▶ _EXERCISE BRIEF_:
Collect from the data below each line with "number".

-- Begin PROVIDED DATA --

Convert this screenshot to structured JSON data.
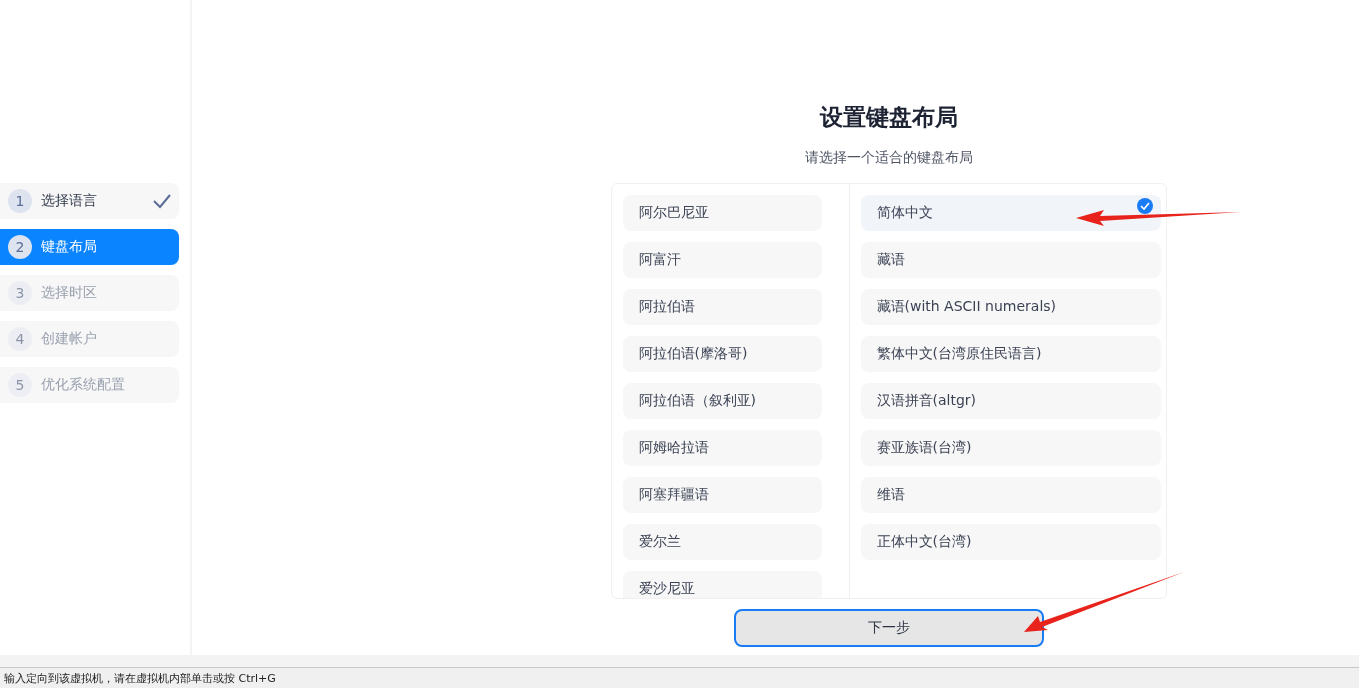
{
  "steps": [
    {
      "number": "1",
      "label": "选择语言",
      "checked": true,
      "selected": false,
      "disabled": false
    },
    {
      "number": "2",
      "label": "键盘布局",
      "checked": false,
      "selected": true,
      "disabled": false
    },
    {
      "number": "3",
      "label": "选择时区",
      "checked": false,
      "selected": false,
      "disabled": true
    },
    {
      "number": "4",
      "label": "创建帐户",
      "checked": false,
      "selected": false,
      "disabled": true
    },
    {
      "number": "5",
      "label": "优化系统配置",
      "checked": false,
      "selected": false,
      "disabled": true
    }
  ],
  "title": "设置键盘布局",
  "subtitle": "请选择一个适合的键盘布局",
  "layouts": [
    {
      "label": "阿尔巴尼亚",
      "selected": false
    },
    {
      "label": "阿富汗",
      "selected": false
    },
    {
      "label": "阿拉伯语",
      "selected": false
    },
    {
      "label": "阿拉伯语(摩洛哥)",
      "selected": false
    },
    {
      "label": "阿拉伯语（叙利亚)",
      "selected": false
    },
    {
      "label": "阿姆哈拉语",
      "selected": false
    },
    {
      "label": "阿塞拜疆语",
      "selected": false
    },
    {
      "label": "爱尔兰",
      "selected": false
    },
    {
      "label": "爱沙尼亚",
      "selected": false
    }
  ],
  "variants": [
    {
      "label": "简体中文",
      "selected": true
    },
    {
      "label": "藏语",
      "selected": false
    },
    {
      "label": "藏语(with ASCII numerals)",
      "selected": false
    },
    {
      "label": "繁体中文(台湾原住民语言)",
      "selected": false
    },
    {
      "label": "汉语拼音(altgr)",
      "selected": false
    },
    {
      "label": "赛亚族语(台湾)",
      "selected": false
    },
    {
      "label": "维语",
      "selected": false
    },
    {
      "label": "正体中文(台湾)",
      "selected": false
    }
  ],
  "next_button": "下一步",
  "status_bar": "输入定向到该虚拟机，请在虚拟机内部单击或按 Ctrl+G"
}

-- End PROVIDED DATA --

▶ _THE ANSWER_:
      "number": "1",
      "number": "2",
      "number": "3",
      "number": "4",
      "number": "5",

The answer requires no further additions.